# ENUNCIADO A:
Según la entrevista con Graciela Araujo, ¿quién firma el libro y la puesta de Agua?

# TEXTO CITADO:
++++++++

ESPECTáCULOS › ENTREVISTA CON GRACIELA ARAUJO

Secuencias de un derrumbe

La actriz protagoniza la pieza Agua que, con libro y puesta de Gladys Lizarazu, se estrena hoy en el Teatro San Martín. La acción transcurre en la Buenos Aires de la crisis de 2001 y 2002.

 Por Hilda Cabrera

Aurora sonríe, acaso arrebatada por un recuerdo placentero. Imprevistamente, cambia de ánimo y se frota los labios con furia. “Señora, no haga eso”, amonesta Blanca, la paraguaya que la cuida. “Nunca un beso”, protesta a su vez Aurora, forcejeando con la mujer que le impide reiterar ese gesto desesperado. Vencida, escupe a Blanca. La escena pertenece a Agua, pieza con la que Graciela Araujo –intérprete en 2002 de otro personaje de duras aristas, el de Erna, en Las presidentas, del austríaco Werner Schwab– regresa al Teatro San Martín luego de un intervalo de seis años, cuando participó en Fuego en el rastrojo, de Roberto J. Payró.

++++++++

# LISTADO DE DATOS:
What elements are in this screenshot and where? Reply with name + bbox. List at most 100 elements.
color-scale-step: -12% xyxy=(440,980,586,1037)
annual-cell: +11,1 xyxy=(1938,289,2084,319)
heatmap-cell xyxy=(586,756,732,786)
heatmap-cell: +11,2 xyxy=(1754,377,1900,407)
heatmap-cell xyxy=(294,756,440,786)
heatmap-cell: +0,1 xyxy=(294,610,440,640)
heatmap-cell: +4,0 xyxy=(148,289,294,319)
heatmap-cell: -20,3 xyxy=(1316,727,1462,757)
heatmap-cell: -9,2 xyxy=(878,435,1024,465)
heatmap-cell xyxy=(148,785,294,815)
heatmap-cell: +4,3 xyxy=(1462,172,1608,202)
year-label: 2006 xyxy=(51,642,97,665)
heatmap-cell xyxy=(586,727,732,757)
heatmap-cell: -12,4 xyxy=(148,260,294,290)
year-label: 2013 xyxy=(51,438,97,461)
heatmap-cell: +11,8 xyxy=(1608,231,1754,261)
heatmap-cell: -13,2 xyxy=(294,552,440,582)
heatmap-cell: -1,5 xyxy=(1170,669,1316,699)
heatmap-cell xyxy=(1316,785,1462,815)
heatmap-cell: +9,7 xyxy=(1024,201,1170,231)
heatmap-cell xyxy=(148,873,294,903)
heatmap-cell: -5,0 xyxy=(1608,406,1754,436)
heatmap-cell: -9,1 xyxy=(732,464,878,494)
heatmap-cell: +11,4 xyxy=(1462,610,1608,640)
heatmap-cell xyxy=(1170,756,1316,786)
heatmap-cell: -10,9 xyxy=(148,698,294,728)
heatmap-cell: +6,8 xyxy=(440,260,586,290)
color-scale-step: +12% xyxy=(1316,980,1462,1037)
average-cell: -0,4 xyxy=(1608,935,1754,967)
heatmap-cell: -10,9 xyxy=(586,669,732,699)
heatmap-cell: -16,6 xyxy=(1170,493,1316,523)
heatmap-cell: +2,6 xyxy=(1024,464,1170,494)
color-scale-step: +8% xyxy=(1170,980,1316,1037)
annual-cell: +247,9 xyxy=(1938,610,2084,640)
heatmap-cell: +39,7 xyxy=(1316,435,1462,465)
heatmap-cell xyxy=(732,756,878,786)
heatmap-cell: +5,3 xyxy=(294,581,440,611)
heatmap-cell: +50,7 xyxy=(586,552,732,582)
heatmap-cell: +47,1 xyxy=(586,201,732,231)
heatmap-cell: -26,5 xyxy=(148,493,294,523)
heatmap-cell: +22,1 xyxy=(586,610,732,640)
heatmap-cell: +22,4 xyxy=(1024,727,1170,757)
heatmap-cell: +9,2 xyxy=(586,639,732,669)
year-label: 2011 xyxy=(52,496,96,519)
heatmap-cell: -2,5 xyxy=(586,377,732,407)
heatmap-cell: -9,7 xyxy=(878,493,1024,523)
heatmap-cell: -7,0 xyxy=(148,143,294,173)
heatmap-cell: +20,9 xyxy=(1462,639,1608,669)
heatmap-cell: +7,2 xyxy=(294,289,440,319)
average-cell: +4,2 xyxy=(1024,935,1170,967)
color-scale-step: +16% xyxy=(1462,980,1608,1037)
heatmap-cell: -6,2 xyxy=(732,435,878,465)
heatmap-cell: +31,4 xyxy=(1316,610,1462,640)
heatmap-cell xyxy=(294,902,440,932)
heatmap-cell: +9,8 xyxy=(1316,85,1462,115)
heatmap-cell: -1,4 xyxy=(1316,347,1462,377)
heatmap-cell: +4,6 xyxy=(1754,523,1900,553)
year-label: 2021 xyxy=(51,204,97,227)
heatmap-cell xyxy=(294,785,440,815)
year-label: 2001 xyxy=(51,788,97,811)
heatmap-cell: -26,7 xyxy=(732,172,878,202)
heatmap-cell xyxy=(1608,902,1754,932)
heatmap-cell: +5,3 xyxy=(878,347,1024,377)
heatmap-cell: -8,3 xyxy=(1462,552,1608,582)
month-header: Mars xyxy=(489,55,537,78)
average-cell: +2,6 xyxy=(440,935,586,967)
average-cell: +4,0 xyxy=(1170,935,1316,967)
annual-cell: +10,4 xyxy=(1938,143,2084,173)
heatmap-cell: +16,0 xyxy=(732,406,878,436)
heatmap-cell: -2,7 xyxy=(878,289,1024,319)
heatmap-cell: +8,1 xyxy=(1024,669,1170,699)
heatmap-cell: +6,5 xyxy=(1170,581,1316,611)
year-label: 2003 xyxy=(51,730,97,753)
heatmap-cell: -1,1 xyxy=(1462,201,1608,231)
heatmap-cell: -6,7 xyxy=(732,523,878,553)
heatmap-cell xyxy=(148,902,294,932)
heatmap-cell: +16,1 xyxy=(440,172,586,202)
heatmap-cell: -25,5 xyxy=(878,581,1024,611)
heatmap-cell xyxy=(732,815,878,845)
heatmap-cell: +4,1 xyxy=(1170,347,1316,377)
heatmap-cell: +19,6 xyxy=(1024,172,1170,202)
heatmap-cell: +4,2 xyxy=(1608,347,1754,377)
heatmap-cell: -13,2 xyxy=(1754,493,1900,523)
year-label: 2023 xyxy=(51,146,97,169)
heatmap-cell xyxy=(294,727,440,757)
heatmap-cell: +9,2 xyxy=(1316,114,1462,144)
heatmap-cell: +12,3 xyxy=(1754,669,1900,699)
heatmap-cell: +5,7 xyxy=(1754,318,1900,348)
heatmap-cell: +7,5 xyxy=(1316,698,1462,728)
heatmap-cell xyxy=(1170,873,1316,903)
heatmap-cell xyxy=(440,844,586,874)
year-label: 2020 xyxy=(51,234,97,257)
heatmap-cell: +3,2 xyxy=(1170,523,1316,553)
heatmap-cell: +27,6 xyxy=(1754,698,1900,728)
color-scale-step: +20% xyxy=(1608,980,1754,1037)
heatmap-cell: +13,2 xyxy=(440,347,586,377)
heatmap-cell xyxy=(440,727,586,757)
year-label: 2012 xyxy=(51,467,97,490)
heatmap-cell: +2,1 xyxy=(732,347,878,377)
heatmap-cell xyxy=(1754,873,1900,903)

++++++++

# ENUNCIADO B:
Copia sin cambios las líneas del listado desde su inicio hasta la línea que contiene "heatmap-cell xyxy=(148,785,294,815)", incluida esta.

# SALIDA COMPLETA A:
Gladys Lizarazu.

# SALIDA COMPLETA B:
What elements are in this screenshot and where? Reply with name + bbox. List at most 100 elements.
color-scale-step: -12% xyxy=(440,980,586,1037)
annual-cell: +11,1 xyxy=(1938,289,2084,319)
heatmap-cell xyxy=(586,756,732,786)
heatmap-cell: +11,2 xyxy=(1754,377,1900,407)
heatmap-cell xyxy=(294,756,440,786)
heatmap-cell: +0,1 xyxy=(294,610,440,640)
heatmap-cell: +4,0 xyxy=(148,289,294,319)
heatmap-cell: -20,3 xyxy=(1316,727,1462,757)
heatmap-cell: -9,2 xyxy=(878,435,1024,465)
heatmap-cell xyxy=(148,785,294,815)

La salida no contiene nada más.